INSTRUCTIONS TO FOLLOW: Where a line of the material contains the string "Ampoule", copy that line.

(Data entries)
....

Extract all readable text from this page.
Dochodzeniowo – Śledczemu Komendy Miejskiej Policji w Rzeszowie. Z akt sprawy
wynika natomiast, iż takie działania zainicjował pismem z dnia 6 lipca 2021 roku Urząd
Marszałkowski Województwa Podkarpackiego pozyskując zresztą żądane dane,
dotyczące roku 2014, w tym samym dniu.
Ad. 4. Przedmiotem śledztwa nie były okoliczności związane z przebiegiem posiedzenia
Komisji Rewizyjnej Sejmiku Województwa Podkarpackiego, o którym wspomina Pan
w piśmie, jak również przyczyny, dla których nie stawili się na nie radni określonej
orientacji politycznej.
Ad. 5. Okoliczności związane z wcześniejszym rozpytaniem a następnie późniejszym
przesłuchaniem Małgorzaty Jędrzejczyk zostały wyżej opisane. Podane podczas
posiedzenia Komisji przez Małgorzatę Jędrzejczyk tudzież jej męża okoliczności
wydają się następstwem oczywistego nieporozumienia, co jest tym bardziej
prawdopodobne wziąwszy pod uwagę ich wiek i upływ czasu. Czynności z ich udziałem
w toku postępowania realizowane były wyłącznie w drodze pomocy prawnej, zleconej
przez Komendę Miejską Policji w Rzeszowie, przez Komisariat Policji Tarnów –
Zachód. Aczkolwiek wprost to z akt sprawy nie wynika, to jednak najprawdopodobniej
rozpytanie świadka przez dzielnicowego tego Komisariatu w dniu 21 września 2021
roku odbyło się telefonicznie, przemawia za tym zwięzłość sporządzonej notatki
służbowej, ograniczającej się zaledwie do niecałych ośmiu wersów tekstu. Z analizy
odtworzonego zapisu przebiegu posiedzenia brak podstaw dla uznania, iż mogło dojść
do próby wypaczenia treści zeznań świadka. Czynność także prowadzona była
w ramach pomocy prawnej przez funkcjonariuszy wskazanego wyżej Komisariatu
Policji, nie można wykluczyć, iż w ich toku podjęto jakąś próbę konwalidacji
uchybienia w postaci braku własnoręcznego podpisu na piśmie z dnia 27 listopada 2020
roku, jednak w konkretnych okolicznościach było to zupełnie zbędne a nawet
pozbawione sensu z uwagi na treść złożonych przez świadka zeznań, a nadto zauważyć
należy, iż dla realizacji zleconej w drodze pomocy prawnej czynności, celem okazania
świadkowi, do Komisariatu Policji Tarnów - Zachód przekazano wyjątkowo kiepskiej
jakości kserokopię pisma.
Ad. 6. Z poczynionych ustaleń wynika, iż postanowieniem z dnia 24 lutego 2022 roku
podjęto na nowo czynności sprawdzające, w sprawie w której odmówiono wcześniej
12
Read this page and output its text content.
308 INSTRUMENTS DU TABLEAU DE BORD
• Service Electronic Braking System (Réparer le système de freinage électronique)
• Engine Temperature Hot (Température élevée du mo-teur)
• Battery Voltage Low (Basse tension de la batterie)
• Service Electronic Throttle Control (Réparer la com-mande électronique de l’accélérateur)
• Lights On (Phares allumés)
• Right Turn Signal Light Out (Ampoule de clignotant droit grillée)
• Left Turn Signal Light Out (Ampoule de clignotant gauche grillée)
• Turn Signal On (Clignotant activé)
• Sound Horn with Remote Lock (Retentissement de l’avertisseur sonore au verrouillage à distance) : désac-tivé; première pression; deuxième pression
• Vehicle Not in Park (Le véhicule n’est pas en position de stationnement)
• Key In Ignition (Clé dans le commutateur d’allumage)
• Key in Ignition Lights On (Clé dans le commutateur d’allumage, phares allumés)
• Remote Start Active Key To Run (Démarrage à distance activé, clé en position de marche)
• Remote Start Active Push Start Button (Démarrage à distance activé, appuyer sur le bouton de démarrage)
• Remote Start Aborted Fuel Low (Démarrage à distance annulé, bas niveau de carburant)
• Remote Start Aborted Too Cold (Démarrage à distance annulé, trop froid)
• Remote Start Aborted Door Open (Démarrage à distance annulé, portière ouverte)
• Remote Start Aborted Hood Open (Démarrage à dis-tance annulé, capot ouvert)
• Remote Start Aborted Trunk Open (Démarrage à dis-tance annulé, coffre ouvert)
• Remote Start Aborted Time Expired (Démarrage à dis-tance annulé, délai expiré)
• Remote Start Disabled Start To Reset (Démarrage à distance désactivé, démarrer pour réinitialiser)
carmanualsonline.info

....

SOLUTION FOR THIS EXERCISE:
• Right Turn Signal Light Out (Ampoule de clignotant droit grillée)
• Left Turn Signal Light Out (Ampoule de clignotant gauche grillée)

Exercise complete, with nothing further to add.